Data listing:
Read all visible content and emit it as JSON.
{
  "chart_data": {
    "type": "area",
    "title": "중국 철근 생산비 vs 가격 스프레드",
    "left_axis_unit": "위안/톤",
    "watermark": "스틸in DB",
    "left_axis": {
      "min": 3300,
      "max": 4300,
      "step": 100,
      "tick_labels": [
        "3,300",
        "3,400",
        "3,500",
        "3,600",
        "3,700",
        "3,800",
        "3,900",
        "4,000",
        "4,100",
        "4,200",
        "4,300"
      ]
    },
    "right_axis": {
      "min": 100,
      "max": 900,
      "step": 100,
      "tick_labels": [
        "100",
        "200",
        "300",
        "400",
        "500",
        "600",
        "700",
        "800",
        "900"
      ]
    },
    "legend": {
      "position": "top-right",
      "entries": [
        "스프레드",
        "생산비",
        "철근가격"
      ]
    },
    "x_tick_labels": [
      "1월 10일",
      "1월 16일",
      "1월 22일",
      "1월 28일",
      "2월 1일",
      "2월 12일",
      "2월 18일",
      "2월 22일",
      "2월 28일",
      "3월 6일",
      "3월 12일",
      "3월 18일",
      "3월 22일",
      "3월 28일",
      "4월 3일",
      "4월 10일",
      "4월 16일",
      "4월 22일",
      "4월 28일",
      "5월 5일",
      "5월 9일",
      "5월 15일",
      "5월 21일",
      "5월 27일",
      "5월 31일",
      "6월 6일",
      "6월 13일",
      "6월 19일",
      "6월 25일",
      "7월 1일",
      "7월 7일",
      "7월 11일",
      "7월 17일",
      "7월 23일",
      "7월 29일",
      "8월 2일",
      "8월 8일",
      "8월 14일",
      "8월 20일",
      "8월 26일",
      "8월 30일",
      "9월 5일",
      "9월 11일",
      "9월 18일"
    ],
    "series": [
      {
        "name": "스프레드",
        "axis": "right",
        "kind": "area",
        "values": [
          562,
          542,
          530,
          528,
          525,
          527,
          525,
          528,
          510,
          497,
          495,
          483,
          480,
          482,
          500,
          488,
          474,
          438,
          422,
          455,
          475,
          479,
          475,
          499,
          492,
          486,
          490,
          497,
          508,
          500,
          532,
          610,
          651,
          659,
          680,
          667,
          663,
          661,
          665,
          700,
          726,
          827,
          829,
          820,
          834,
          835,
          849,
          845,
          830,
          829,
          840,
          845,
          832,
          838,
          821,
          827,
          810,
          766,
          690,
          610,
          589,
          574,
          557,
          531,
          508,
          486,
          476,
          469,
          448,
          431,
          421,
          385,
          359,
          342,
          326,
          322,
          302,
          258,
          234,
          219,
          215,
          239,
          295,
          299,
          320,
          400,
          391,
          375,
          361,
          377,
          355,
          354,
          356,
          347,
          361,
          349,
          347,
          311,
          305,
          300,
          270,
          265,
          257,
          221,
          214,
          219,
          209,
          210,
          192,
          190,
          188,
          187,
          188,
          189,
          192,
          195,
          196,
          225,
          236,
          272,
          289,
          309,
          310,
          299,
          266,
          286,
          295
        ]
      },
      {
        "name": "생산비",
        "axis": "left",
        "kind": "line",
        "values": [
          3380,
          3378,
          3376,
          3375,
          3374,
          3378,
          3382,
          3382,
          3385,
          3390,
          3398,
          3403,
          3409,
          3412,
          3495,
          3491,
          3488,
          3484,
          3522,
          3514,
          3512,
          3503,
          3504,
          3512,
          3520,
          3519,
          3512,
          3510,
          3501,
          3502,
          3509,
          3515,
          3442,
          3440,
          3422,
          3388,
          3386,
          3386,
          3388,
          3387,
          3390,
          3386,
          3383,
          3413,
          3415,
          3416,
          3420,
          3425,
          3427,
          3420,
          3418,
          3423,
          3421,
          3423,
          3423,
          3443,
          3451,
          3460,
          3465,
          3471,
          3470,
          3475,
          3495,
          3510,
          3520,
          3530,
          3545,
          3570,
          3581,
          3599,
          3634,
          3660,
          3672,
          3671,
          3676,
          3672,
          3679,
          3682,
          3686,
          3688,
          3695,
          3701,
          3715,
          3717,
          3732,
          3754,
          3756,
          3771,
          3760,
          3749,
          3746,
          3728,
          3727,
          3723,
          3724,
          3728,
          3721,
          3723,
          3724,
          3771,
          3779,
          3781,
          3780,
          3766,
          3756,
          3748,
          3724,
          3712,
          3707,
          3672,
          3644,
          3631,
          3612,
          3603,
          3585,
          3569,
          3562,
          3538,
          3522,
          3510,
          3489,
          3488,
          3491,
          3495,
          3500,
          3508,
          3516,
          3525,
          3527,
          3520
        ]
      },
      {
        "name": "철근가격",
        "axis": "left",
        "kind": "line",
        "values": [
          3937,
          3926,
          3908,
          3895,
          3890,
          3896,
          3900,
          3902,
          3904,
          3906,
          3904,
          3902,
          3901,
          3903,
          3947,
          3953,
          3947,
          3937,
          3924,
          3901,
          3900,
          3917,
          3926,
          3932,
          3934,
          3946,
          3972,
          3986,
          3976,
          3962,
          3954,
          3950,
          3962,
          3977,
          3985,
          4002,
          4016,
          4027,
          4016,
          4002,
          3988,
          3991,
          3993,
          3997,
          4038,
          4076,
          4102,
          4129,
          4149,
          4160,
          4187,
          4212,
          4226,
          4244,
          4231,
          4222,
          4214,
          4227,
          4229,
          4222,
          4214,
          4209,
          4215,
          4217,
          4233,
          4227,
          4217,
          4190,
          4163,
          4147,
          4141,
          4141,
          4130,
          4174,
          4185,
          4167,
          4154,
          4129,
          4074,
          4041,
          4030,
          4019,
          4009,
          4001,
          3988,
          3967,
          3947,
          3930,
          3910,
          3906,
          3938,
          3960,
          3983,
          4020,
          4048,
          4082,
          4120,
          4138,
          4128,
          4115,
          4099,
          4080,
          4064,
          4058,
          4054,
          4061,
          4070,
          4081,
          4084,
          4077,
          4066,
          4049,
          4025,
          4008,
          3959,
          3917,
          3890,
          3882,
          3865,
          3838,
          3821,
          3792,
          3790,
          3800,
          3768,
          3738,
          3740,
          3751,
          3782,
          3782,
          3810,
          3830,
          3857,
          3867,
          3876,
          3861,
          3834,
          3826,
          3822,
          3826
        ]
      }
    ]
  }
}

Directions for this task =
Go back to the listing above and please repeat it exactly.

Expected answer =
Read all visible content and emit it as JSON.
{
  "chart_data": {
    "type": "area",
    "title": "중국 철근 생산비 vs 가격 스프레드",
    "left_axis_unit": "위안/톤",
    "watermark": "스틸in DB",
    "left_axis": {
      "min": 3300,
      "max": 4300,
      "step": 100,
      "tick_labels": [
        "3,300",
        "3,400",
        "3,500",
        "3,600",
        "3,700",
        "3,800",
        "3,900",
        "4,000",
        "4,100",
        "4,200",
        "4,300"
      ]
    },
    "right_axis": {
      "min": 100,
      "max": 900,
      "step": 100,
      "tick_labels": [
        "100",
        "200",
        "300",
        "400",
        "500",
        "600",
        "700",
        "800",
        "900"
      ]
    },
    "legend": {
      "position": "top-right",
      "entries": [
        "스프레드",
        "생산비",
        "철근가격"
      ]
    },
    "x_tick_labels": [
      "1월 10일",
      "1월 16일",
      "1월 22일",
      "1월 28일",
      "2월 1일",
      "2월 12일",
      "2월 18일",
      "2월 22일",
      "2월 28일",
      "3월 6일",
      "3월 12일",
      "3월 18일",
      "3월 22일",
      "3월 28일",
      "4월 3일",
      "4월 10일",
      "4월 16일",
      "4월 22일",
      "4월 28일",
      "5월 5일",
      "5월 9일",
      "5월 15일",
      "5월 21일",
      "5월 27일",
      "5월 31일",
      "6월 6일",
      "6월 13일",
      "6월 19일",
      "6월 25일",
      "7월 1일",
      "7월 7일",
      "7월 11일",
      "7월 17일",
      "7월 23일",
      "7월 29일",
      "8월 2일",
      "8월 8일",
      "8월 14일",
      "8월 20일",
      "8월 26일",
      "8월 30일",
      "9월 5일",
      "9월 11일",
      "9월 18일"
    ],
    "series": [
      {
        "name": "스프레드",
        "axis": "right",
        "kind": "area",
        "values": [
          562,
          542,
          530,
          528,
          525,
          527,
          525,
          528,
          510,
          497,
          495,
          483,
          480,
          482,
          500,
          488,
          474,
          438,
          422,
          455,
          475,
          479,
          475,
          499,
          492,
          486,
          490,
          497,
          508,
          500,
          532,
          610,
          651,
          659,
          680,
          667,
          663,
          661,
          665,
          700,
          726,
          827,
          829,
          820,
          834,
          835,
          849,
          845,
          830,
          829,
          840,
          845,
          832,
          838,
          821,
          827,
          810,
          766,
          690,
          610,
          589,
          574,
          557,
          531,
          508,
          486,
          476,
          469,
          448,
          431,
          421,
          385,
          359,
          342,
          326,
          322,
          302,
          258,
          234,
          219,
          215,
          239,
          295,
          299,
          320,
          400,
          391,
          375,
          361,
          377,
          355,
          354,
          356,
          347,
          361,
          349,
          347,
          311,
          305,
          300,
          270,
          265,
          257,
          221,
          214,
          219,
          209,
          210,
          192,
          190,
          188,
          187,
          188,
          189,
          192,
          195,
          196,
          225,
          236,
          272,
          289,
          309,
          310,
          299,
          266,
          286,
          295
        ]
      },
      {
        "name": "생산비",
        "axis": "left",
        "kind": "line",
        "values": [
          3380,
          3378,
          3376,
          3375,
          3374,
          3378,
          3382,
          3382,
          3385,
          3390,
          3398,
          3403,
          3409,
          3412,
          3495,
          3491,
          3488,
          3484,
          3522,
          3514,
          3512,
          3503,
          3504,
          3512,
          3520,
          3519,
          3512,
          3510,
          3501,
          3502,
          3509,
          3515,
          3442,
          3440,
          3422,
          3388,
          3386,
          3386,
          3388,
          3387,
          3390,
          3386,
          3383,
          3413,
          3415,
          3416,
          3420,
          3425,
          3427,
          3420,
          3418,
          3423,
          3421,
          3423,
          3423,
          3443,
          3451,
          3460,
          3465,
          3471,
          3470,
          3475,
          3495,
          3510,
          3520,
          3530,
          3545,
          3570,
          3581,
          3599,
          3634,
          3660,
          3672,
          3671,
          3676,
          3672,
          3679,
          3682,
          3686,
          3688,
          3695,
          3701,
          3715,
          3717,
          3732,
          3754,
          3756,
          3771,
          3760,
          3749,
          3746,
          3728,
          3727,
          3723,
          3724,
          3728,
          3721,
          3723,
          3724,
          3771,
          3779,
          3781,
          3780,
          3766,
          3756,
          3748,
          3724,
          3712,
          3707,
          3672,
          3644,
          3631,
          3612,
          3603,
          3585,
          3569,
          3562,
          3538,
          3522,
          3510,
          3489,
          3488,
          3491,
          3495,
          3500,
          3508,
          3516,
          3525,
          3527,
          3520
        ]
      },
      {
        "name": "철근가격",
        "axis": "left",
        "kind": "line",
        "values": [
          3937,
          3926,
          3908,
          3895,
          3890,
          3896,
          3900,
          3902,
          3904,
          3906,
          3904,
          3902,
          3901,
          3903,
          3947,
          3953,
          3947,
          3937,
          3924,
          3901,
          3900,
          3917,
          3926,
          3932,
          3934,
          3946,
          3972,
          3986,
          3976,
          3962,
          3954,
          3950,
          3962,
          3977,
          3985,
          4002,
          4016,
          4027,
          4016,
          4002,
          3988,
          3991,
          3993,
          3997,
          4038,
          4076,
          4102,
          4129,
          4149,
          4160,
          4187,
          4212,
          4226,
          4244,
          4231,
          4222,
          4214,
          4227,
          4229,
          4222,
          4214,
          4209,
          4215,
          4217,
          4233,
          4227,
          4217,
          4190,
          4163,
          4147,
          4141,
          4141,
          4130,
          4174,
          4185,
          4167,
          4154,
          4129,
          4074,
          4041,
          4030,
          4019,
          4009,
          4001,
          3988,
          3967,
          3947,
          3930,
          3910,
          3906,
          3938,
          3960,
          3983,
          4020,
          4048,
          4082,
          4120,
          4138,
          4128,
          4115,
          4099,
          4080,
          4064,
          4058,
          4054,
          4061,
          4070,
          4081,
          4084,
          4077,
          4066,
          4049,
          4025,
          4008,
          3959,
          3917,
          3890,
          3882,
          3865,
          3838,
          3821,
          3792,
          3790,
          3800,
          3768,
          3738,
          3740,
          3751,
          3782,
          3782,
          3810,
          3830,
          3857,
          3867,
          3876,
          3861,
          3834,
          3826,
          3822,
          3826
        ]
      }
    ]
  }
}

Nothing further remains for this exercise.